> **Texto en estudio**
>>>

Muy tempranamente, Samuel Beckett se interesó en la obra de Proust y, en especial, en los temas del tiempo, la memoria y la costumbre. Por eso, en 1931 dio a conocer un ensayo donde revisitaba En busca del tiempo perdido, anticipando de paso una radiografía de sus propios intereses futuros como escritor.
› Por Sebastián Basualdo
Tenía apenas veinticinco años Samuel Beckett cuando, a través de Nancy Cunard, supo que la editorial Chatto & Windus estaba interesada en publicar un ensayo sobre Marcel Proust. El texto surgió con toda la fuerza que tiene una respuesta callada durante mucho tiempo: corría el año 1931, hacía nueve que el autor de En busca del tiempo perdido había fallecido y André Gide ya personificaba la imagen del curioso editor a quien se le escapa una obra maestra de entre las manos.

<<<

> **Acción requerida**
Reproduce textualmente y completo el texto sobre Beckett y Proust. Trabaja solo con el texto sobre Beckett y Proust.

(Entradas guardadas)
>>>

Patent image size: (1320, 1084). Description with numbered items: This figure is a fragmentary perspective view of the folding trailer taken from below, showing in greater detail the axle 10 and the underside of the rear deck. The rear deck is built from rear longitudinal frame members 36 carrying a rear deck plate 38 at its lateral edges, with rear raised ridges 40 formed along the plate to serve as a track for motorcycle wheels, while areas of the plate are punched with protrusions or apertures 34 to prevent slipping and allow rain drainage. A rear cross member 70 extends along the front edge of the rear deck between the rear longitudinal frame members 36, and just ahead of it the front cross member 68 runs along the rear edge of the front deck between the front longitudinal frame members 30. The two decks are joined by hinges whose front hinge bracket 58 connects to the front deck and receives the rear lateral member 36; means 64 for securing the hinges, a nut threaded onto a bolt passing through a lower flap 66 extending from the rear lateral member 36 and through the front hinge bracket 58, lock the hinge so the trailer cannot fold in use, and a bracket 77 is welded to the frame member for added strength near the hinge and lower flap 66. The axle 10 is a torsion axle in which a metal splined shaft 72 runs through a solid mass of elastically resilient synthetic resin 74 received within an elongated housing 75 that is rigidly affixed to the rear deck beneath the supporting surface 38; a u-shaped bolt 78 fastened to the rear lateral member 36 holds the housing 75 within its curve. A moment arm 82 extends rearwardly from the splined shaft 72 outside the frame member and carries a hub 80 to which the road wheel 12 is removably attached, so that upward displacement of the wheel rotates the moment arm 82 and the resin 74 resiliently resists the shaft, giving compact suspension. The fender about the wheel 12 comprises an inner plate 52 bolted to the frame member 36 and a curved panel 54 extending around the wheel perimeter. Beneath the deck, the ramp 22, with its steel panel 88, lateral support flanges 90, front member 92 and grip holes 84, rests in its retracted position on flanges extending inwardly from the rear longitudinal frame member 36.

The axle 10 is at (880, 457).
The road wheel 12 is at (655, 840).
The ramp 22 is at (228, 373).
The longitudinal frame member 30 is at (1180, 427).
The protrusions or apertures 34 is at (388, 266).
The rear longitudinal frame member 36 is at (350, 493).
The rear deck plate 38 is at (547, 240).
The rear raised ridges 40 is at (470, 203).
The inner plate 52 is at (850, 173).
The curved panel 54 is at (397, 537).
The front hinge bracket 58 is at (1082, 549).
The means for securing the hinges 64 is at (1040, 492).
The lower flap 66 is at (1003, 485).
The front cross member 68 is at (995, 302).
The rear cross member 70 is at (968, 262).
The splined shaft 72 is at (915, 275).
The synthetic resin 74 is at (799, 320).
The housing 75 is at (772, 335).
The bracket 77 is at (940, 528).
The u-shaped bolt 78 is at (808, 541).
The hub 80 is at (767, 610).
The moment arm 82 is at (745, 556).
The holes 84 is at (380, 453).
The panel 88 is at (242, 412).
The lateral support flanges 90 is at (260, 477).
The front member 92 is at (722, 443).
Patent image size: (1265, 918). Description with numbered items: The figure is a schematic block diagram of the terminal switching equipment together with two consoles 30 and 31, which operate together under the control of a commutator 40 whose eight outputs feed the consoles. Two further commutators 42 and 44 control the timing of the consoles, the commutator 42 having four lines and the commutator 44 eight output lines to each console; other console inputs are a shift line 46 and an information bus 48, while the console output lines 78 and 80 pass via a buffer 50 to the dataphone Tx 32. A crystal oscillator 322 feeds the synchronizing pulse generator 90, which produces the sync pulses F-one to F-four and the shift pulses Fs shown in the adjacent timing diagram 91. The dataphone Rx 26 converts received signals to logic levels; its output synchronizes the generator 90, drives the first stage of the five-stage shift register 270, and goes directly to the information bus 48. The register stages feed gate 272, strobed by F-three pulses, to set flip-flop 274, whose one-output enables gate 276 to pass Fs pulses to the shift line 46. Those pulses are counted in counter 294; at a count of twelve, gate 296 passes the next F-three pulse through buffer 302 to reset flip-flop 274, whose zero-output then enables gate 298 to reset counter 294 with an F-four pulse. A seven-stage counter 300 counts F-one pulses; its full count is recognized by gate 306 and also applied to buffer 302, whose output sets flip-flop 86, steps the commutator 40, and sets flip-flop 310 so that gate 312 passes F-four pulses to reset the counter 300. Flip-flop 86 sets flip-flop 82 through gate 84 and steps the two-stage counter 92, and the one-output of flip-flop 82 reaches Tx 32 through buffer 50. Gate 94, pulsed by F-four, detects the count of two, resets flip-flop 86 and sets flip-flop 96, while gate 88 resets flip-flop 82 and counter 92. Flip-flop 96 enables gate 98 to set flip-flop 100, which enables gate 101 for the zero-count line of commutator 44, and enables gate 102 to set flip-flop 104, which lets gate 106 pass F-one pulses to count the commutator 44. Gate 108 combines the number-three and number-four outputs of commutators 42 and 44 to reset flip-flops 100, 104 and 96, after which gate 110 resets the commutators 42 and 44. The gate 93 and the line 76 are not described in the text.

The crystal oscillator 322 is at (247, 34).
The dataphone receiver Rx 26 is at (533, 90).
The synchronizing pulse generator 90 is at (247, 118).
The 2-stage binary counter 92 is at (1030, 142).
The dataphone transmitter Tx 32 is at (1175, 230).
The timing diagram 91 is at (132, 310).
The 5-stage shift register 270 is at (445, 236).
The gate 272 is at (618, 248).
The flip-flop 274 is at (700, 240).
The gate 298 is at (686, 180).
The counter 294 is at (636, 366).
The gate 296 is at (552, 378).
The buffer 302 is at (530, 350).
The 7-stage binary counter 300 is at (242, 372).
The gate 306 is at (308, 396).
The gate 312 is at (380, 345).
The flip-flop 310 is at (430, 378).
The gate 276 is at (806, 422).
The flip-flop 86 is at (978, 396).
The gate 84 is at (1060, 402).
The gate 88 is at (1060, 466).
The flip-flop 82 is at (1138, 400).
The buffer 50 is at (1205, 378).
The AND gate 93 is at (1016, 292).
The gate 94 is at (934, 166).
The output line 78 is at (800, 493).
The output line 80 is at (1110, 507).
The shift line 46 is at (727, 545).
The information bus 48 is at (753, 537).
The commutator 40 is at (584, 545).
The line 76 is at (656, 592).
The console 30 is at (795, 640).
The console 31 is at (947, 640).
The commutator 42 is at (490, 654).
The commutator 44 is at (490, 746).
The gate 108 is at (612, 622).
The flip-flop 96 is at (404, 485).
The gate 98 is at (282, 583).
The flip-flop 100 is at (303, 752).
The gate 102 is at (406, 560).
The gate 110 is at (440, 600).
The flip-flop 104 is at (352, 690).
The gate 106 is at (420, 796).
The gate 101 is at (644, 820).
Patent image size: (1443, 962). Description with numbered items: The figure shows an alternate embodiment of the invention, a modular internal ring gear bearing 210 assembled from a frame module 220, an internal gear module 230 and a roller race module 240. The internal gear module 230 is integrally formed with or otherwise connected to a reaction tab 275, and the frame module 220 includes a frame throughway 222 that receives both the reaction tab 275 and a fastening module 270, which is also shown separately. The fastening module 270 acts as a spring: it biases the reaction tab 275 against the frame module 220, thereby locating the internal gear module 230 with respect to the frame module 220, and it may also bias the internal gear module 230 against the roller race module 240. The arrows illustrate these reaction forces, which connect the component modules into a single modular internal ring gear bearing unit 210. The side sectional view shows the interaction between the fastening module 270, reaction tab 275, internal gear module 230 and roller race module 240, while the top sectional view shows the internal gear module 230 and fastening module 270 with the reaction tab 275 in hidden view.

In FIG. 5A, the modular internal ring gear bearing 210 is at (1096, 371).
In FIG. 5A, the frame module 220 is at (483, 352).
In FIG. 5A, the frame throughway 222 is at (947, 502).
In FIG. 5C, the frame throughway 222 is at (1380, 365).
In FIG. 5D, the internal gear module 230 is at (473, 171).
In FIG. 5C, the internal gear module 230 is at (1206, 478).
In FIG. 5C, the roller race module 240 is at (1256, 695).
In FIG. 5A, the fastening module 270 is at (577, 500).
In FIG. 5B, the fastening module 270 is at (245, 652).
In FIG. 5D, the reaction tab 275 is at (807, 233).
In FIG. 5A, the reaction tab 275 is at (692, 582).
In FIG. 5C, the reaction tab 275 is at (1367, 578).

<<<

> **Resultado del ejercicio**
Muy tempranamente, Samuel Beckett se interesó en la obra de Proust y, en especial, en los temas del tiempo, la memoria y la costumbre. Por eso, en 1931 dio a conocer un ensayo donde revisitaba En busca del tiempo perdido, anticipando de paso una radiografía de sus propios intereses futuros como escritor.
› Por Sebastián Basualdo
Tenía apenas veinticinco años Samuel Beckett cuando, a través de Nancy Cunard, supo que la editorial Chatto & Windus estaba interesada en publicar un ensayo sobre Marcel Proust. El texto surgió con toda la fuerza que tiene una respuesta callada durante mucho tiempo: corría el año 1931, hacía nueve que el autor de En busca del tiempo perdido había fallecido y André Gide ya personificaba la imagen del curioso editor a quien se le escapa una obra maestra de entre las manos.